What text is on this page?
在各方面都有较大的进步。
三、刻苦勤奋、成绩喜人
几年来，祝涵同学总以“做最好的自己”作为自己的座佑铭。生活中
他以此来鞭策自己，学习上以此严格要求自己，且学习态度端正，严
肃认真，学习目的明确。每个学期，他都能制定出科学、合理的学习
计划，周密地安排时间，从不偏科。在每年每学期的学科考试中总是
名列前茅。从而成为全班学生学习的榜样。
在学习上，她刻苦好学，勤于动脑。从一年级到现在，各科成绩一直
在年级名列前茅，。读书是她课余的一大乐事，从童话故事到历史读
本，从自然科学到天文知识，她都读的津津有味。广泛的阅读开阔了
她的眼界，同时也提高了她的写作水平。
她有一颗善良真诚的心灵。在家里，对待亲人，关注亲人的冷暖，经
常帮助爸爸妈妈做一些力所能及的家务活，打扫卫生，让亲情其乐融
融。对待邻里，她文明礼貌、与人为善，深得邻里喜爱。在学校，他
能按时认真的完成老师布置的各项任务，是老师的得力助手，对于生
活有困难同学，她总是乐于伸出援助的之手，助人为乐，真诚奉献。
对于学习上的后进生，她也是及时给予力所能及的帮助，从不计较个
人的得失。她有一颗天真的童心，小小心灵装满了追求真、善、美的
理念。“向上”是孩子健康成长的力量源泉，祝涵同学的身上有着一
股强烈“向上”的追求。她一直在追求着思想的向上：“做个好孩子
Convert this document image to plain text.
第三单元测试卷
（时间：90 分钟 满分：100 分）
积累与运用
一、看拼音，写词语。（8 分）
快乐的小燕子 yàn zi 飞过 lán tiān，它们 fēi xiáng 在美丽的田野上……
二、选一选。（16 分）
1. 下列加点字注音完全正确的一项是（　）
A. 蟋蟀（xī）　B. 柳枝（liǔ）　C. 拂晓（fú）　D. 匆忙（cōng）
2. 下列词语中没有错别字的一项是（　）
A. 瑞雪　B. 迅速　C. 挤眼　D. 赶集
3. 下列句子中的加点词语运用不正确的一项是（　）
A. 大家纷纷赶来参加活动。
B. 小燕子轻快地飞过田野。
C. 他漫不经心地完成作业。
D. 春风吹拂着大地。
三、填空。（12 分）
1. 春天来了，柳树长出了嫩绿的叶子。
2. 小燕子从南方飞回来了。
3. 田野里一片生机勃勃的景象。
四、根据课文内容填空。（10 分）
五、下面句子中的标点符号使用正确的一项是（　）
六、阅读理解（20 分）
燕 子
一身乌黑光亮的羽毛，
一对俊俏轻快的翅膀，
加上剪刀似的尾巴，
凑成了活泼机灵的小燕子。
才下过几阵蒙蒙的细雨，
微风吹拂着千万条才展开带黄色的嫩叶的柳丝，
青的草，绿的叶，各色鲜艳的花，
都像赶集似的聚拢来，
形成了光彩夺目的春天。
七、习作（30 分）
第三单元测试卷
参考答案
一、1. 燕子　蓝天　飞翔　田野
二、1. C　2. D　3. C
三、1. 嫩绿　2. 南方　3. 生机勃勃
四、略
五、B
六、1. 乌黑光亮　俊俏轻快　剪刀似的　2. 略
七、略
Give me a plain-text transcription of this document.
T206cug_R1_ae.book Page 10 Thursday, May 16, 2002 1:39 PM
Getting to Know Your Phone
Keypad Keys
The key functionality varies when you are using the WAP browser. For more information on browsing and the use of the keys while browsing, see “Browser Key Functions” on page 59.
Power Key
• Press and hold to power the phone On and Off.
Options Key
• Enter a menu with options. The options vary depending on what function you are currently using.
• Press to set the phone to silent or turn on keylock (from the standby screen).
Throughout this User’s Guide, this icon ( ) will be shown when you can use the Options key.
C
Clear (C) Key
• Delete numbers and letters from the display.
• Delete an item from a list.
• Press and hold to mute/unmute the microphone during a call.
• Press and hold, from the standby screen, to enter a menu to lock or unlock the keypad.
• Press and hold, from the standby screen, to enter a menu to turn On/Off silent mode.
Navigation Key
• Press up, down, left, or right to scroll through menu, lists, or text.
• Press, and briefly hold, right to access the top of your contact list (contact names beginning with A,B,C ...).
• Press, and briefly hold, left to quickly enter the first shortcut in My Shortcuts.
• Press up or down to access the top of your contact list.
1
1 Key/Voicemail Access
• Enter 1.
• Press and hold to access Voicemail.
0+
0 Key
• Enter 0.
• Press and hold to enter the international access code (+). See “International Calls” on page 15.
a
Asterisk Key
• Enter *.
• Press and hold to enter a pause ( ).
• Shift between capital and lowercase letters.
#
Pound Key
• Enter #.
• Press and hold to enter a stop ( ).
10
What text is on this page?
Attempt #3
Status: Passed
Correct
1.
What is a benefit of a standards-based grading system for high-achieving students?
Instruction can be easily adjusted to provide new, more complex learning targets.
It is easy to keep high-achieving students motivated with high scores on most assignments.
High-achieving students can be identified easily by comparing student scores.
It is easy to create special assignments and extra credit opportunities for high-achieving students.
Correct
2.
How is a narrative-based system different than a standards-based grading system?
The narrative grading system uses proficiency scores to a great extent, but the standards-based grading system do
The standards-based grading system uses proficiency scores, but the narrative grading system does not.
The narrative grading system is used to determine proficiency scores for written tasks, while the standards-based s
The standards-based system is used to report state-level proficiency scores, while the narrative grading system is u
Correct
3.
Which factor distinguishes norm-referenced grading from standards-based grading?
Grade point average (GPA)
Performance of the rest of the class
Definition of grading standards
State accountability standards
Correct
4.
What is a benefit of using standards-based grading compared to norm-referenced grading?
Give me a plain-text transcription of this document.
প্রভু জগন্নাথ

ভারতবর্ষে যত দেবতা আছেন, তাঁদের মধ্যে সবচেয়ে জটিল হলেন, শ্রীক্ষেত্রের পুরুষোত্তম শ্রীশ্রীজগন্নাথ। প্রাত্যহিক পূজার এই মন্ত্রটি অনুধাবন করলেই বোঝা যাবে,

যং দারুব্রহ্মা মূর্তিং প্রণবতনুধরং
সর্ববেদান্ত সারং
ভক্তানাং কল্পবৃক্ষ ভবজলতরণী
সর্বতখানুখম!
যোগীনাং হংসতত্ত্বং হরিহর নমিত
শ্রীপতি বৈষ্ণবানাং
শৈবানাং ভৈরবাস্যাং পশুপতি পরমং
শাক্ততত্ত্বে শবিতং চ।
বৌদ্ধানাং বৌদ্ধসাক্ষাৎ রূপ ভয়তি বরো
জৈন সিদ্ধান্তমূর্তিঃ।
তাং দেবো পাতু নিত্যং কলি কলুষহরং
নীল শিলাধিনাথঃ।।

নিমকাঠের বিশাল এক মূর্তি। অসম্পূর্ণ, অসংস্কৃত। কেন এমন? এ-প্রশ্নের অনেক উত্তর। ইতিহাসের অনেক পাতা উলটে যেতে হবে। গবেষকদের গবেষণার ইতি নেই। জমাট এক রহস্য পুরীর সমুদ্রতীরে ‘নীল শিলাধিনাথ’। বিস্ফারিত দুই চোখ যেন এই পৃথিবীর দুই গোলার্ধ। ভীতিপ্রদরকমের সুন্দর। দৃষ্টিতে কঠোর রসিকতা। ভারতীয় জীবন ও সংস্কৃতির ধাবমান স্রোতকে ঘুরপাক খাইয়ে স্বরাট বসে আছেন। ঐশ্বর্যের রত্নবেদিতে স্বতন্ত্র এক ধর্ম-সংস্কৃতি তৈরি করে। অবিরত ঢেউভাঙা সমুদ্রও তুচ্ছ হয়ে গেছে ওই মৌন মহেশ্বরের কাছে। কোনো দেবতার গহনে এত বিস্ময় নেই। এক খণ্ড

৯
= = = = = = =
DIRECTIVE:
Emit the records above again, exactly, with no line skipped.

SOLUTION TO THIS EXERCISE:
What text is on this page?
在各方面都有较大的进步。
三、刻苦勤奋、成绩喜人
几年来，祝涵同学总以“做最好的自己”作为自己的座佑铭。生活中
他以此来鞭策自己，学习上以此严格要求自己，且学习态度端正，严
肃认真，学习目的明确。每个学期，他都能制定出科学、合理的学习
计划，周密地安排时间，从不偏科。在每年每学期的学科考试中总是
名列前茅。从而成为全班学生学习的榜样。
在学习上，她刻苦好学，勤于动脑。从一年级到现在，各科成绩一直
在年级名列前茅，。读书是她课余的一大乐事，从童话故事到历史读
本，从自然科学到天文知识，她都读的津津有味。广泛的阅读开阔了
她的眼界，同时也提高了她的写作水平。
她有一颗善良真诚的心灵。在家里，对待亲人，关注亲人的冷暖，经
常帮助爸爸妈妈做一些力所能及的家务活，打扫卫生，让亲情其乐融
融。对待邻里，她文明礼貌、与人为善，深得邻里喜爱。在学校，他
能按时认真的完成老师布置的各项任务，是老师的得力助手，对于生
活有困难同学，她总是乐于伸出援助的之手，助人为乐，真诚奉献。
对于学习上的后进生，她也是及时给予力所能及的帮助，从不计较个
人的得失。她有一颗天真的童心，小小心灵装满了追求真、善、美的
理念。“向上”是孩子健康成长的力量源泉，祝涵同学的身上有着一
股强烈“向上”的追求。她一直在追求着思想的向上：“做个好孩子
Convert this document image to plain text.
第三单元测试卷
（时间：90 分钟 满分：100 分）
积累与运用
一、看拼音，写词语。（8 分）
快乐的小燕子 yàn zi 飞过 lán tiān，它们 fēi xiáng 在美丽的田野上……
二、选一选。（16 分）
1. 下列加点字注音完全正确的一项是（　）
A. 蟋蟀（xī）　B. 柳枝（liǔ）　C. 拂晓（fú）　D. 匆忙（cōng）
2. 下列词语中没有错别字的一项是（　）
A. 瑞雪　B. 迅速　C. 挤眼　D. 赶集
3. 下列句子中的加点词语运用不正确的一项是（　）
A. 大家纷纷赶来参加活动。
B. 小燕子轻快地飞过田野。
C. 他漫不经心地完成作业。
D. 春风吹拂着大地。
三、填空。（12 分）
1. 春天来了，柳树长出了嫩绿的叶子。
2. 小燕子从南方飞回来了。
3. 田野里一片生机勃勃的景象。
四、根据课文内容填空。（10 分）
五、下面句子中的标点符号使用正确的一项是（　）
六、阅读理解（20 分）
燕 子
一身乌黑光亮的羽毛，
一对俊俏轻快的翅膀，
加上剪刀似的尾巴，
凑成了活泼机灵的小燕子。
才下过几阵蒙蒙的细雨，
微风吹拂着千万条才展开带黄色的嫩叶的柳丝，
青的草，绿的叶，各色鲜艳的花，
都像赶集似的聚拢来，
形成了光彩夺目的春天。
七、习作（30 分）
第三单元测试卷
参考答案
一、1. 燕子　蓝天　飞翔　田野
二、1. C　2. D　3. C
三、1. 嫩绿　2. 南方　3. 生机勃勃
四、略
五、B
六、1. 乌黑光亮　俊俏轻快　剪刀似的　2. 略
七、略
Give me a plain-text transcription of this document.
T206cug_R1_ae.book Page 10 Thursday, May 16, 2002 1:39 PM
Getting to Know Your Phone
Keypad Keys
The key functionality varies when you are using the WAP browser. For more information on browsing and the use of the keys while browsing, see “Browser Key Functions” on page 59.
Power Key
• Press and hold to power the phone On and Off.
Options Key
• Enter a menu with options. The options vary depending on what function you are currently using.
• Press to set the phone to silent or turn on keylock (from the standby screen).
Throughout this User’s Guide, this icon ( ) will be shown when you can use the Options key.
C
Clear (C) Key
• Delete numbers and letters from the display.
• Delete an item from a list.
• Press and hold to mute/unmute the microphone during a call.
• Press and hold, from the standby screen, to enter a menu to lock or unlock the keypad.
• Press and hold, from the standby screen, to enter a menu to turn On/Off silent mode.
Navigation Key
• Press up, down, left, or right to scroll through menu, lists, or text.
• Press, and briefly hold, right to access the top of your contact list (contact names beginning with A,B,C ...).
• Press, and briefly hold, left to quickly enter the first shortcut in My Shortcuts.
• Press up or down to access the top of your contact list.
1
1 Key/Voicemail Access
• Enter 1.
• Press and hold to access Voicemail.
0+
0 Key
• Enter 0.
• Press and hold to enter the international access code (+). See “International Calls” on page 15.
a
Asterisk Key
• Enter *.
• Press and hold to enter a pause ( ).
• Shift between capital and lowercase letters.
#
Pound Key
• Enter #.
• Press and hold to enter a stop ( ).
10
What text is on this page?
Attempt #3
Status: Passed
Correct
1.
What is a benefit of a standards-based grading system for high-achieving students?
Instruction can be easily adjusted to provide new, more complex learning targets.
It is easy to keep high-achieving students motivated with high scores on most assignments.
High-achieving students can be identified easily by comparing student scores.
It is easy to create special assignments and extra credit opportunities for high-achieving students.
Correct
2.
How is a narrative-based system different than a standards-based grading system?
The narrative grading system uses proficiency scores to a great extent, but the standards-based grading system do
The standards-based grading system uses proficiency scores, but the narrative grading system does not.
The narrative grading system is used to determine proficiency scores for written tasks, while the standards-based s
The standards-based system is used to report state-level proficiency scores, while the narrative grading system is u
Correct
3.
Which factor distinguishes norm-referenced grading from standards-based grading?
Grade point average (GPA)
Performance of the rest of the class
Definition of grading standards
State accountability standards
Correct
4.
What is a benefit of using standards-based grading compared to norm-referenced grading?
Give me a plain-text transcription of this document.
প্রভু জগন্নাথ

ভারতবর্ষে যত দেবতা আছেন, তাঁদের মধ্যে সবচেয়ে জটিল হলেন, শ্রীক্ষেত্রের পুরুষোত্তম শ্রীশ্রীজগন্নাথ। প্রাত্যহিক পূজার এই মন্ত্রটি অনুধাবন করলেই বোঝা যাবে,

যং দারুব্রহ্মা মূর্তিং প্রণবতনুধরং
সর্ববেদান্ত সারং
ভক্তানাং কল্পবৃক্ষ ভবজলতরণী
সর্বতখানুখম!
যোগীনাং হংসতত্ত্বং হরিহর নমিত
শ্রীপতি বৈষ্ণবানাং
শৈবানাং ভৈরবাস্যাং পশুপতি পরমং
শাক্ততত্ত্বে শবিতং চ।
বৌদ্ধানাং বৌদ্ধসাক্ষাৎ রূপ ভয়তি বরো
জৈন সিদ্ধান্তমূর্তিঃ।
তাং দেবো পাতু নিত্যং কলি কলুষহরং
নীল শিলাধিনাথঃ।।

নিমকাঠের বিশাল এক মূর্তি। অসম্পূর্ণ, অসংস্কৃত। কেন এমন? এ-প্রশ্নের অনেক উত্তর। ইতিহাসের অনেক পাতা উলটে যেতে হবে। গবেষকদের গবেষণার ইতি নেই। জমাট এক রহস্য পুরীর সমুদ্রতীরে ‘নীল শিলাধিনাথ’। বিস্ফারিত দুই চোখ যেন এই পৃথিবীর দুই গোলার্ধ। ভীতিপ্রদরকমের সুন্দর। দৃষ্টিতে কঠোর রসিকতা। ভারতীয় জীবন ও সংস্কৃতির ধাবমান স্রোতকে ঘুরপাক খাইয়ে স্বরাট বসে আছেন। ঐশ্বর্যের রত্নবেদিতে স্বতন্ত্র এক ধর্ম-সংস্কৃতি তৈরি করে। অবিরত ঢেউভাঙা সমুদ্রও তুচ্ছ হয়ে গেছে ওই মৌন মহেশ্বরের কাছে। কোনো দেবতার গহনে এত বিস্ময় নেই। এক খণ্ড

৯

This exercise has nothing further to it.